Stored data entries
___
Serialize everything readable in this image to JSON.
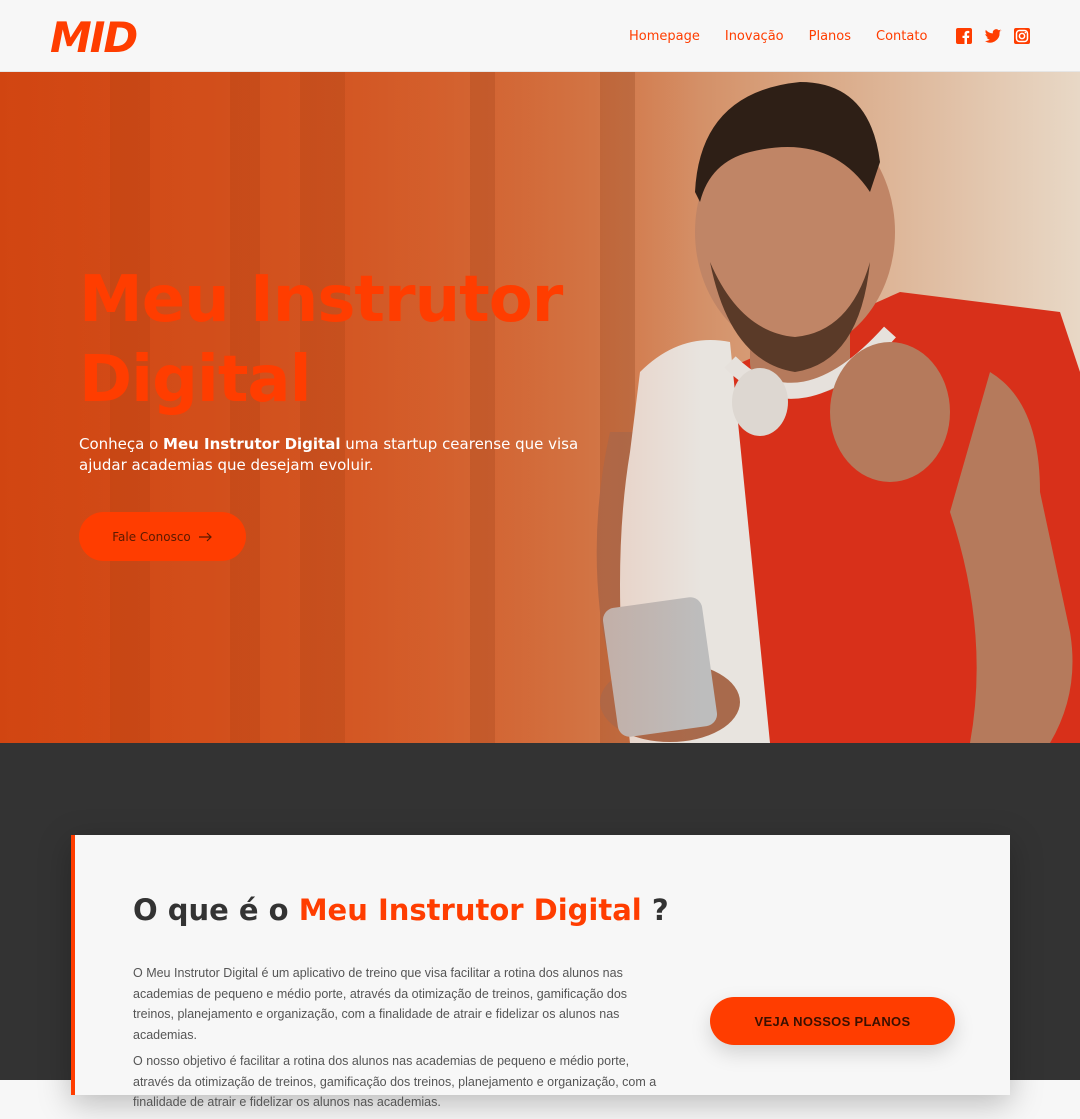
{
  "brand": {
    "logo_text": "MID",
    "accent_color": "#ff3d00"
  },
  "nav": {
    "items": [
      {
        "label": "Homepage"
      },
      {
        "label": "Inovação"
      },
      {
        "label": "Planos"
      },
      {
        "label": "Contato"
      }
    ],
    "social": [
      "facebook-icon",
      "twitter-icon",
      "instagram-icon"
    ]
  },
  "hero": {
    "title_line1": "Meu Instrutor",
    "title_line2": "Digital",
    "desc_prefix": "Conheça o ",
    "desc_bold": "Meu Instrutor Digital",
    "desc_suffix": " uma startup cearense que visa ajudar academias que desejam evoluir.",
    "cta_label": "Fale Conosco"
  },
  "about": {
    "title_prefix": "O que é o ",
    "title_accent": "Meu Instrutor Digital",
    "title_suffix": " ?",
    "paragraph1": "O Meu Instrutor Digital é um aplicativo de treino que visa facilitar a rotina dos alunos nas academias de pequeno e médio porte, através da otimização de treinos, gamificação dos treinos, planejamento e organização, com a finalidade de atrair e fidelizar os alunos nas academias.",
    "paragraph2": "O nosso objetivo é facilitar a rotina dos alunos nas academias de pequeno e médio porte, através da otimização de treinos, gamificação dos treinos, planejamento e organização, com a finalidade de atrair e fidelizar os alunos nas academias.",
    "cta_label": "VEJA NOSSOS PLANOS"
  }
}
___
__Objective__.
Copy every line of the material in which the word "alunos" occurs.

__Output of the task__.
    "paragraph1": "O Meu Instrutor Digital é um aplicativo de treino que visa facilitar a rotina dos alunos nas academias de pequeno e médio porte, através da otimização de treinos, gamificação dos treinos, planejamento e organização, com a finalidade de atrair e fidelizar os alunos nas academias.",
    "paragraph2": "O nosso objetivo é facilitar a rotina dos alunos nas academias de pequeno e médio porte, através da otimização de treinos, gamificação dos treinos, planejamento e organização, com a finalidade de atrair e fidelizar os alunos nas academias.",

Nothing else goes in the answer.